Entain CFO: We won’t give up on hunting down FanDuel in US
Rob Wood admits Flutter-owned operator has the market “sewn up in 2021” but is convinced BetMGM can entice customers long-term with superior technology and product


BetMGM is not content with a number three position in the US and will not give up on chasing down and overtaking FanDuel as market leader, according to Entain CFO Rob Wood.
BetMGM is some way behind Flutter-owned FanDuel in the US market-share rankings and also sits behind DraftKings as the trio gear up for another intense customer acquisition battle in 2021.
When asked if BetMGM was satisfied with a podium position in the high-growth territory, Wood, who is also deputy CEO of Entain, said: “Definitely not, no. We always set out to be a leader with ambitions of getting to number one in due course, but there is no doubt that FanDuel has comfortably got number one sewn up for a while.”
BetMGM earned approximately 18% of market share across all US regulated states in 2020.
The brand is now live in 12 states and was the number one operator in US igaming for January 2021, according to Entain.
“If you look at latest numbers, we’re really not that far behind DraftKings once you take out their DFS business, so we absolutely have number two set in our sights,” added Wood.
Entain has taken a long-term view in the US and is confident its proprietary product and technology will have what it takes to win over American consumers.
Wood suggests this is already being proven in states like Tennessee where BetMGM launched on day one of the market going live, at the same time as rivals including FanDuel and DraftKings.
“If you look at the four states that came online for sports betting during this year, we were there at the start and our average market share is 27%, which is right up there,” Wood told EGR. “But we were late in states like New Jersey, for instance, where we didn’t launch our technology until September of 2019.
“Starting alongside everybody else is helpful, but actually, over the course of a couple of years, we’ve remained confident that the operator with the best technology and the best product will ultimately be the one with the highest market share. We see that in all our other markets around the world,” he added.

++++++++

**WHAT YOU WILL DO**
a) According to the article on BetMGM and FanDuel, what share of the market across all US regulated states did BetMGM earn in 2020?
b) Extend the article on BetMGM and FanDuel, picking up after its final sentence.
The entries after this have no connection to the article on BetMGM and FanDuel.

**MATERIAL SHOWN**
++++++++

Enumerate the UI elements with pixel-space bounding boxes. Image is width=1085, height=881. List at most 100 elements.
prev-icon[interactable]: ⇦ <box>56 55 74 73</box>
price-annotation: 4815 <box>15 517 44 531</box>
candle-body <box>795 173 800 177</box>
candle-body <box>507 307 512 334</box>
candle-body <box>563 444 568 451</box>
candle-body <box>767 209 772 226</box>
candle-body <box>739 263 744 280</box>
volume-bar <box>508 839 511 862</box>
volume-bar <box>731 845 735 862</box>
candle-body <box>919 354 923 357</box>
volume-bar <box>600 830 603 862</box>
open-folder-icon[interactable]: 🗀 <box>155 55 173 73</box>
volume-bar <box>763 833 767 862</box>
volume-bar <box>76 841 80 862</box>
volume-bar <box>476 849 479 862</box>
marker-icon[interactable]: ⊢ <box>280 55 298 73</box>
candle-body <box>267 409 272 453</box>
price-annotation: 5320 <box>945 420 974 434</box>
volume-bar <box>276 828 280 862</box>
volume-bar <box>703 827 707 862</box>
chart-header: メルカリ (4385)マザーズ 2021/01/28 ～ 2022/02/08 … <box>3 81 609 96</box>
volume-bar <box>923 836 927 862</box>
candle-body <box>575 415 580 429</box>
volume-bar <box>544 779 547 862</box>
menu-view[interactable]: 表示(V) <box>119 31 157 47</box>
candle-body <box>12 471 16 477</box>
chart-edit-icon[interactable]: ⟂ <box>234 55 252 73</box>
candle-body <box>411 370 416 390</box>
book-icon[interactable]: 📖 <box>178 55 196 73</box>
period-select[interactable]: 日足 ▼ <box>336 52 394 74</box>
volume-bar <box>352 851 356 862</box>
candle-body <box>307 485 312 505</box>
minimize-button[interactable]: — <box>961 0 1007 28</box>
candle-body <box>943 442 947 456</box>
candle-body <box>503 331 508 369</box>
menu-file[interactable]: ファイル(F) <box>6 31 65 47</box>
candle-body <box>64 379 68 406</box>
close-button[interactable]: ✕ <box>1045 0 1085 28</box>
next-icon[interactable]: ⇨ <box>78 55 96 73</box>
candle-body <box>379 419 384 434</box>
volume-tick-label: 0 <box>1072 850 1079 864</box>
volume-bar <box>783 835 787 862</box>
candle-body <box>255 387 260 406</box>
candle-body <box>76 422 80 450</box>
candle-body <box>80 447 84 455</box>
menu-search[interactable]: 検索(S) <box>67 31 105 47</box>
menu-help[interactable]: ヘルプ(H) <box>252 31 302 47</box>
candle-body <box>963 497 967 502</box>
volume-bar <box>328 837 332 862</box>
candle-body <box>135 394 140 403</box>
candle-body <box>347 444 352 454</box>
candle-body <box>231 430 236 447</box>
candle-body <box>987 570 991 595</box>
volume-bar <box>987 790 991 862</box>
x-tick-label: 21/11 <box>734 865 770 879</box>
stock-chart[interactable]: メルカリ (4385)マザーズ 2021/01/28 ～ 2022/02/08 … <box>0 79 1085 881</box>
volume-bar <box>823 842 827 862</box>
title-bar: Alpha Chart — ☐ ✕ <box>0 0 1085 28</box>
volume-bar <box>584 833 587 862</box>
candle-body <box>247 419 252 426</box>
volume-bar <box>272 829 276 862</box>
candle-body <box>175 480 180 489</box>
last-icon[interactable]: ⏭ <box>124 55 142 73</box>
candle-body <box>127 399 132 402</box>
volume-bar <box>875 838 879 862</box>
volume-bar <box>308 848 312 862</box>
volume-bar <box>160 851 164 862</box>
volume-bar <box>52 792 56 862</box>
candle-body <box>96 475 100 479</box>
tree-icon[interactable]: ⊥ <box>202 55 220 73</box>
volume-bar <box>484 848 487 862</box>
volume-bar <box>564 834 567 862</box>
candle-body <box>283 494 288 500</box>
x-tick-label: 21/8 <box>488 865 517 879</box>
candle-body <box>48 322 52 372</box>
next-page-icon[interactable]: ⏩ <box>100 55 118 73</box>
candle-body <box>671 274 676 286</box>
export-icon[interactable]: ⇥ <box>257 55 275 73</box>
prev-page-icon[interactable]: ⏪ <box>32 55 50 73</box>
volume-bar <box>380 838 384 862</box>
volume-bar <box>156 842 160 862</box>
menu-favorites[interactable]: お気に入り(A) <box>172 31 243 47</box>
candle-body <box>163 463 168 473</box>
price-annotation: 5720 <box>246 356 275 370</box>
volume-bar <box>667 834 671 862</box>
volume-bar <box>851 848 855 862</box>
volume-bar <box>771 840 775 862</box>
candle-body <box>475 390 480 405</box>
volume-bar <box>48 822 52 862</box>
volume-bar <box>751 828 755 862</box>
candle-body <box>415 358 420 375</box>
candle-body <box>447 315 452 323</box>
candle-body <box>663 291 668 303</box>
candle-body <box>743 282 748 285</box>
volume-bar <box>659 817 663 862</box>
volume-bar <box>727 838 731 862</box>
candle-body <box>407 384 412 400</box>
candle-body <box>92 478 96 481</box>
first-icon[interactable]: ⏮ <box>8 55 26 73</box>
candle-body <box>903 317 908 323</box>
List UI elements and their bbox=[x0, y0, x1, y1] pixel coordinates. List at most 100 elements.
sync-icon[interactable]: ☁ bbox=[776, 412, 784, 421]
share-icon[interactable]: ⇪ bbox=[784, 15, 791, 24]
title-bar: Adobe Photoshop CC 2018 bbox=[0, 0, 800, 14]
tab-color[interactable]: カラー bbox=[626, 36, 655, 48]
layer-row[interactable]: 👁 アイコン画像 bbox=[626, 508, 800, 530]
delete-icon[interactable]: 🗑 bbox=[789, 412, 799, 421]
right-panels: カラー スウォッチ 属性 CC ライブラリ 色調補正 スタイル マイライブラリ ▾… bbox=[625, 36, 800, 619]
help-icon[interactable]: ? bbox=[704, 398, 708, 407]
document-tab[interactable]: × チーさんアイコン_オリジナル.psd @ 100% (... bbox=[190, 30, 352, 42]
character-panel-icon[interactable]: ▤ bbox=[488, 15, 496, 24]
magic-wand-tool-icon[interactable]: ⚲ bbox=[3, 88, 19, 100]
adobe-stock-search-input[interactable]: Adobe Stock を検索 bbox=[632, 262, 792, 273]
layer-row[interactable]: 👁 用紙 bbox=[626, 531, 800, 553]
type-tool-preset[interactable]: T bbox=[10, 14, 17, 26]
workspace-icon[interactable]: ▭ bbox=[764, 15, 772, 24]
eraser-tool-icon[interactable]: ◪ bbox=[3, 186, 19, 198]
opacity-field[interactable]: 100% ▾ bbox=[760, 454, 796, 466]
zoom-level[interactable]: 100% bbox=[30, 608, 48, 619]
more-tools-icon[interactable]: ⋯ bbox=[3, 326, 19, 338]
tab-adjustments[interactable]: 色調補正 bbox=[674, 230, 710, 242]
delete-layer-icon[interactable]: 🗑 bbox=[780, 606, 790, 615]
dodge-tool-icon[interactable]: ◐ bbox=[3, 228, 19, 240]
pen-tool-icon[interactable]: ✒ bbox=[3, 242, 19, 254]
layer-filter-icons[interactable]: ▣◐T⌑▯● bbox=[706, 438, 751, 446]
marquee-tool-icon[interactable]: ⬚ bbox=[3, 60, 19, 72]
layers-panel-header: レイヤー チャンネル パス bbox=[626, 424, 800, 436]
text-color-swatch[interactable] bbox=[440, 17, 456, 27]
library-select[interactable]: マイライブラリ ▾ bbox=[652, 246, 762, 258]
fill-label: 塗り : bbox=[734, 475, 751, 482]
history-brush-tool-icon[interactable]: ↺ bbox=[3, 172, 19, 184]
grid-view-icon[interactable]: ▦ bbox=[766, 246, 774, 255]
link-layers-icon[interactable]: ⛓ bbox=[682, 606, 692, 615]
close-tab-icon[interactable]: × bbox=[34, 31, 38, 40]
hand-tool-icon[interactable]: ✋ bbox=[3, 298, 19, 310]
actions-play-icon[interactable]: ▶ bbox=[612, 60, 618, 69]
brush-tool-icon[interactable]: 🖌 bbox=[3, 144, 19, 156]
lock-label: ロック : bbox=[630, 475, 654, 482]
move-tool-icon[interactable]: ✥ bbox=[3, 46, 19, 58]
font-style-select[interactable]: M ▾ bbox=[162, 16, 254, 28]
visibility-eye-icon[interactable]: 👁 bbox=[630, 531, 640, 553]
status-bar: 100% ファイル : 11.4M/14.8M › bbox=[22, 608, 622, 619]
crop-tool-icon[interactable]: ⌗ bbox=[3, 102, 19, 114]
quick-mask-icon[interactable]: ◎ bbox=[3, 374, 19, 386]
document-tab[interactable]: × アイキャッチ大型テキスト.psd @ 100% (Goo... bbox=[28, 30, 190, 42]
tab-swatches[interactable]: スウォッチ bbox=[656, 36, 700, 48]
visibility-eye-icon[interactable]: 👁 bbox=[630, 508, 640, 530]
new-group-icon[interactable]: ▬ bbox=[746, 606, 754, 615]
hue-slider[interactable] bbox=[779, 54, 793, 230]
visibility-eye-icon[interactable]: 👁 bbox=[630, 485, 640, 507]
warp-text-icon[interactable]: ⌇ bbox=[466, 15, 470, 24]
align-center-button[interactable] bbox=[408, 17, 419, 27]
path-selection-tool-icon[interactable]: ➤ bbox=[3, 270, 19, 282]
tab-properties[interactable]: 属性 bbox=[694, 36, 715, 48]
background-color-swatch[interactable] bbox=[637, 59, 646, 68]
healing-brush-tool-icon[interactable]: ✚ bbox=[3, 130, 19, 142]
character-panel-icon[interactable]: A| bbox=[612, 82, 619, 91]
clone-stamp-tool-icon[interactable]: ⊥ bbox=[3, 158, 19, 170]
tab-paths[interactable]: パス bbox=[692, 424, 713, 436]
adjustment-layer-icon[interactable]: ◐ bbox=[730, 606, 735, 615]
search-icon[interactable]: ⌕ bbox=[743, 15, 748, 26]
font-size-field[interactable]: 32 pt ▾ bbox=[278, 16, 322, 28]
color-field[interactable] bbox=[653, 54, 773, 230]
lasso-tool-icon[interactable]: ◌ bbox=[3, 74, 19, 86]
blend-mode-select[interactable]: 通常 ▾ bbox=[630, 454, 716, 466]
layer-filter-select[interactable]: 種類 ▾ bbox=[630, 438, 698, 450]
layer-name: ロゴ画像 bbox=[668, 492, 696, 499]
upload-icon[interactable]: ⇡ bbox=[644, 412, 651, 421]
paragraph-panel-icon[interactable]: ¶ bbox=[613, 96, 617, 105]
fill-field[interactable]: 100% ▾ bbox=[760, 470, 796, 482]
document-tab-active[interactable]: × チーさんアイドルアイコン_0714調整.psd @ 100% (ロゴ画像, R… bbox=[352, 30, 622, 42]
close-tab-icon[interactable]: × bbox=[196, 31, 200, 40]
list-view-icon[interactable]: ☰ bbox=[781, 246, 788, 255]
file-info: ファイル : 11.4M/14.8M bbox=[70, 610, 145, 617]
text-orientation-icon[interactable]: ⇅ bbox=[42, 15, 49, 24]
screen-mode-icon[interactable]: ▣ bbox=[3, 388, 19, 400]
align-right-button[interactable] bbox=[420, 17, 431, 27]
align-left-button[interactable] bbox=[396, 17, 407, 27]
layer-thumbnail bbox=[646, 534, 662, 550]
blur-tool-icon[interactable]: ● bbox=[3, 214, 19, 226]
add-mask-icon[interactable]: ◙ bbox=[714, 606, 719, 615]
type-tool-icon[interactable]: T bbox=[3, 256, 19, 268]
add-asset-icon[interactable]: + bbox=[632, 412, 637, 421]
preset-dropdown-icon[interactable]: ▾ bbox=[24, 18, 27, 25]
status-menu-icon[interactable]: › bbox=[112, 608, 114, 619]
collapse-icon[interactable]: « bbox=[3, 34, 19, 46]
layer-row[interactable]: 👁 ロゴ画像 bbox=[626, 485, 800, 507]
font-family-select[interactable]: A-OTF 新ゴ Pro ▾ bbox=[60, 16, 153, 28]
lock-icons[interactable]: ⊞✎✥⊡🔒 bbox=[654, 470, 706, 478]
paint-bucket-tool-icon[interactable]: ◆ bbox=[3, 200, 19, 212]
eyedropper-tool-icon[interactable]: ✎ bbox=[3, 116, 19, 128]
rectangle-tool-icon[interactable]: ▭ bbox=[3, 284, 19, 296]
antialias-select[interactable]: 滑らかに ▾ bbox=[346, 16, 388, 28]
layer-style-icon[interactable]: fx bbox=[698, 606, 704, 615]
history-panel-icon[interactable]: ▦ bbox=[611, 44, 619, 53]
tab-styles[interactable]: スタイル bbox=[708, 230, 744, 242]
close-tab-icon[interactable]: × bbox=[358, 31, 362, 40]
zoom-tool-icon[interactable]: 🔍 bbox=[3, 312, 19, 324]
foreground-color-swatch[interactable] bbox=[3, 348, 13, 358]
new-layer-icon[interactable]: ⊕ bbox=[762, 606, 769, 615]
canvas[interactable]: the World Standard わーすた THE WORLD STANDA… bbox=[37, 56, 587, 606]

++++++++

**ANSWERS PER TASK**
a) Approximately 18%.

b)
Rob Wood
There is a fierce fight on in the US to acquire recreational sports bettors, demonstrated by the fact competing operators are prepared to spend millions of dollars and rack up huge annual losses. Entain and its rivals expect losses to mount in 2021, but the long-term pay off will be lucrative.
Despite this, Wood insists the race will be won on product, and not on brand recognition or price.
“In online sports betting and gaming, we [US operators] don’t really compete on price and we don’t really compete on brand,” he said. “The average customer has three or four apps on their phone and the one they default to is the one they enjoy using the most, usually due to the ease of navigation and the ease of depositing and withdrawing money. That sort of thing is what matters most.”
As an example, he adds: “Take New Jersey where we were late. At some point over the next two years, any sports betting customer will have downloaded the BetMGM app. We’ll have caught them on some promotion of their favorite basketball team or whatever it may be. At that point, we would expect to win business off FanDuel and DraftKings.”
During the 2020 financial year, BetMGM grew US online net gaming revenue by 140% to £128m ($178m) as Entain’s share of losses for the joint venture with MGM Resorts reached £60.6m ($43.7m).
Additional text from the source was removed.